## [AIM]
Show every line below where "edema" can be found.
>> Start SUPPLIED RECORDS
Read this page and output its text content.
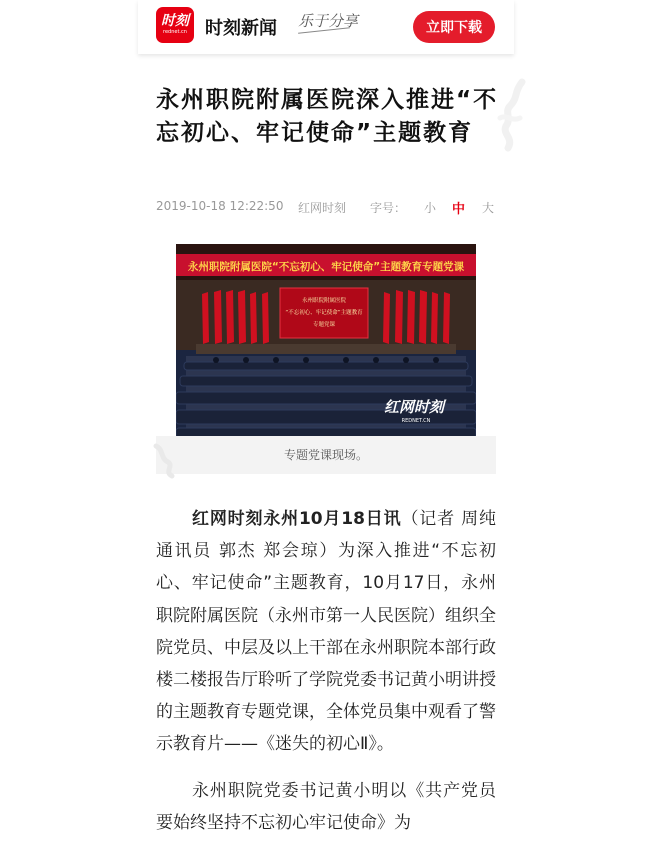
时刻
rednet.cn 时刻新闻 乐于分享	立即下载
永州职院附属医院深入推进“不忘初心、牢记使命”主题教育
2019-10-18 12:22:50 红网时刻 字号： 小 中 大
永州职院附属医院“不忘初心、牢记使命”主题教育专题党课
永州职院附属医院
“不忘初心、牢记使命”主题教育
专题党课
红网时刻
REDNET.CN
专题党课现场。

红网时刻永州10月18日讯（记者 周纯 通讯员 郭杰 郑会琼）为深入推进“不忘初心、牢记使命”主题教育，10月17日，永州职院附属医院（永州市第一人民医院）组织全院党员、中层及以上干部在永州职院本部行政楼二楼报告厅聆听了学院党委书记黄小明讲授的主题教育专题党课，全体党员集中观看了警示教育片——《迷失的初心Ⅱ》。

永州职院党委书记黄小明以《共产党员要始终坚持不忘初心牢记使命》为
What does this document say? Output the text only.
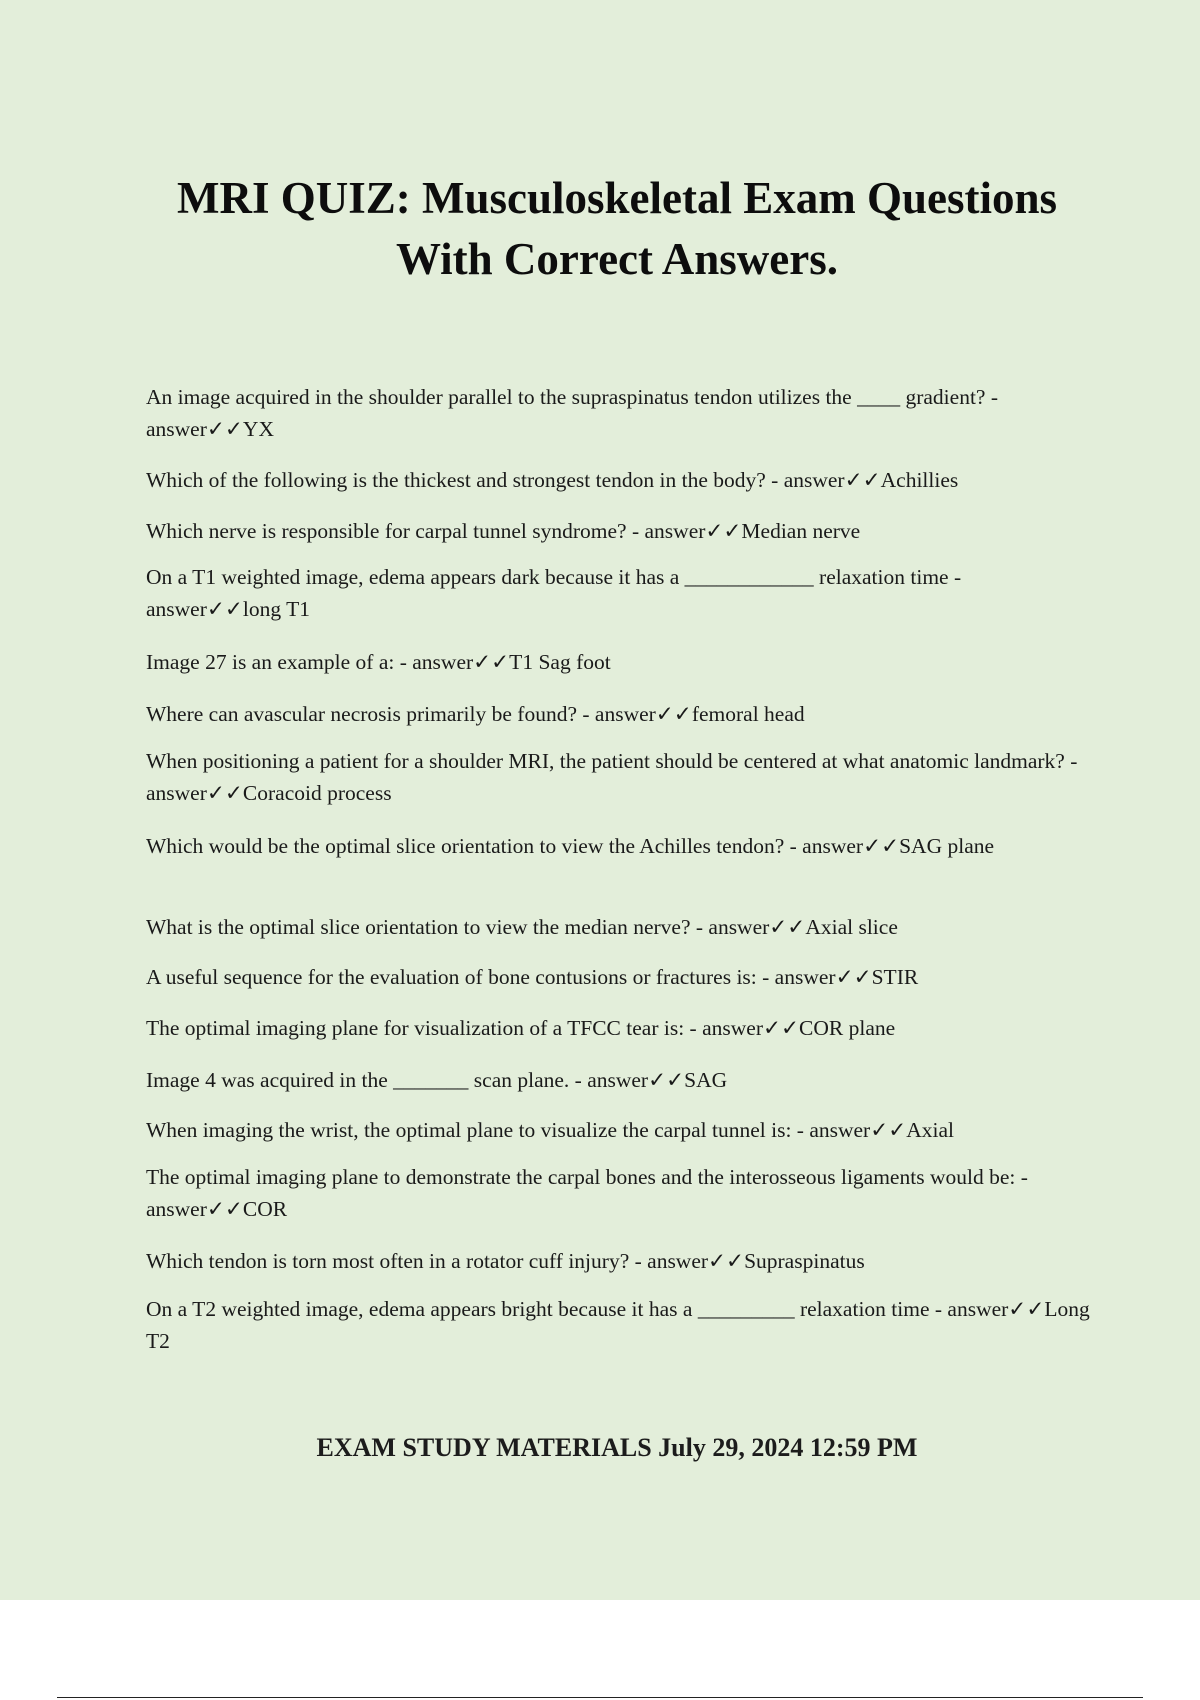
MRI QUIZ: Musculoskeletal Exam Questions With Correct Answers.
An image acquired in the shoulder parallel to the supraspinatus tendon utilizes the ____ gradient? - answer✓✓YX
Which of the following is the thickest and strongest tendon in the body? - answer✓✓Achillies
Which nerve is responsible for carpal tunnel syndrome? - answer✓✓Median nerve
On a T1 weighted image, edema appears dark because it has a ____________ relaxation time - answer✓✓long T1
Image 27 is an example of a: - answer✓✓T1 Sag foot
Where can avascular necrosis primarily be found? - answer✓✓femoral head
When positioning a patient for a shoulder MRI, the patient should be centered at what anatomic landmark? - answer✓✓Coracoid process
Which would be the optimal slice orientation to view the Achilles tendon? - answer✓✓SAG plane
What is the optimal slice orientation to view the median nerve? - answer✓✓Axial slice
A useful sequence for the evaluation of bone contusions or fractures is: - answer✓✓STIR
The optimal imaging plane for visualization of a TFCC tear is: - answer✓✓COR plane
Image 4 was acquired in the _______ scan plane. - answer✓✓SAG
When imaging the wrist, the optimal plane to visualize the carpal tunnel is: - answer✓✓Axial
The optimal imaging plane to demonstrate the carpal bones and the interosseous ligaments would be: - answer✓✓COR
Which tendon is torn most often in a rotator cuff injury? - answer✓✓Supraspinatus
On a T2 weighted image, edema appears bright because it has a _________ relaxation time - answer✓✓Long T2

EXAM STUDY MATERIALS July 29, 2024 12:59 PM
>> End SUPPLIED RECORDS
## [RESPONSE TO THE TASK]
On a T1 weighted image, edema appears dark because it has a ____________ relaxation time - answer✓✓long T1
On a T2 weighted image, edema appears bright because it has a _________ relaxation time - answer✓✓Long T2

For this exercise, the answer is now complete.